-- Start Document section --

So far as we have been able to construct a picture of the various experiences of Gypsies by the eighteenth century, it seems reasonable to suggest that despite fierce legislation they were by and large able to create an often precarious existence, often, but not exclusively, on the fringes of European society. In this regard, their experiences can be seen in the same light as Jews of eastern and central Europe, whose opportunities were constrained socially by their religious difference, and economically by common prohibitions on landowning. Positioned between the Catholic nobility and peasantry, they emerged as artisans, tradesmen, merchants and estate managers. In Poland, for example, everyone, ‘whether nobleman or labourer, peasant or city dweller, turned to the Jew to buy or sell, to borrow or to pay taxes, to travel or to patronise a tavern’.22 It is perhaps clear to us how states and societies were consequently instrumental in the creation and fulfilment of stereotypes of minorities: Jews were barred from certain livelihoods and then criticized for being, and stereotyped as, money lenders and avaricious merchants. Similarly, Gypsies across Europe were moved on, hunted down, seen as foreigners and regarded with suspicion. No wonder then that they kept to the margins of societies and the borders of countries.
If we can see how stereotypes might become a self-fulfilling prophecy, contemporary writers, thinkers and legislators were grappling with a very different perspective on the place of minorities in European societies. Although our idea of ‘the Enlightenment’ has become more nuanced as we have moved away from a straightforward narrative of ‘history as progress’, it is still accepted that the late seventeenth and eighteenth centuries saw a significant shift towards a more secular and ‘rational’ understanding of society and humanity.23 As well as being associated with new ways of understanding the relationship between the state and individuals, and hence the function of the state in society, this period also saw the acceptance of the importance of attempts to understand and categorize the world on the basis of observation and evidence. Although appearing to exist in the elite and rarefied world of salons and universities, in fact the shifts in thinking which the Enlightenment engendered are crucial to understanding momentous events of the period – for example the theoretical bases for the French Revolution and American Independence – as well as laying the groundwork for how Europe’s Gypsy populations would be understood and treated in the coming centuries.

-- End Document section --
-- Start Source data --

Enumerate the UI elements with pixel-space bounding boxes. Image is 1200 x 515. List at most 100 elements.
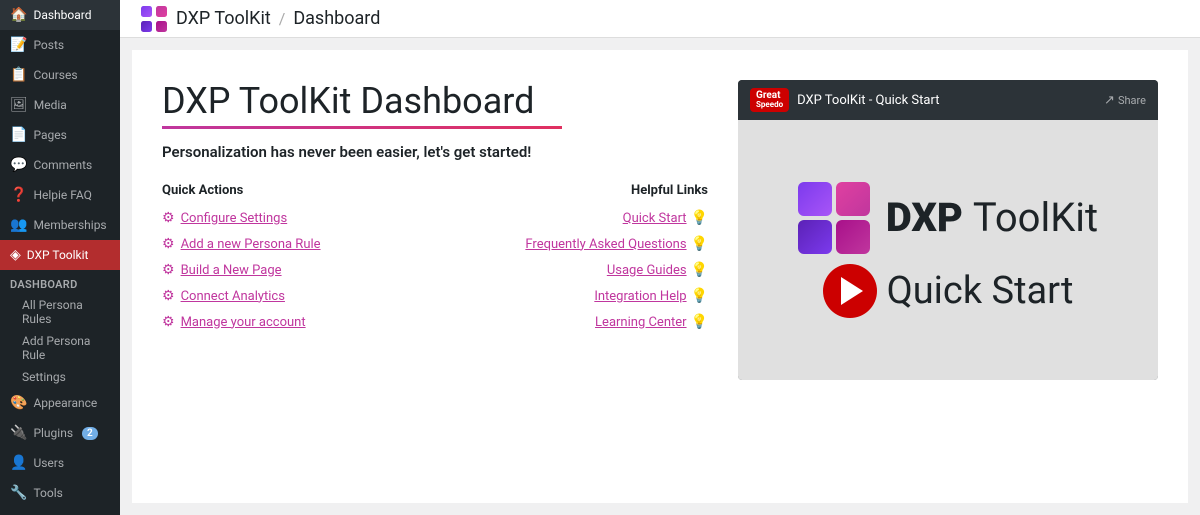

-- End Source data --

> [Jobs]:
[1] According to the passage on Gypsies in Europe, what were Jews of eastern and central Europe commonly prohibited from owning?
[2] Please carry on the passage on Gypsies in Europe from the point where it stops.
The material has no connection to the passage on Gypsies in Europe.

> [Responses to the tasks]:
[1] Land.

[2]
We saw
how by the sixteenth century European societies began to wrestle with ideas of ‘race’ that were informed by the process of colonial expansion outside Europe. By the eighteenth century these emerging ideas of ‘race’ intersected with Enlightenment ideas of progress and rationalism so that, to put it crudely, thought, reason and civilization became associated with ‘white’ people and northern Europe, while unreason and savagery were conveniently located among ‘blacks’ and ‘non-whites’ outside Europe.24 Within Europe we see similar hierarchies of race being set out (a tendency that was to become intensified in the nineteenth century with the ascendancy of social Darwinist thinking), so that those living on the margins of Europe and at the margins of society were positioned as closer to nature, to chaos and to savagery.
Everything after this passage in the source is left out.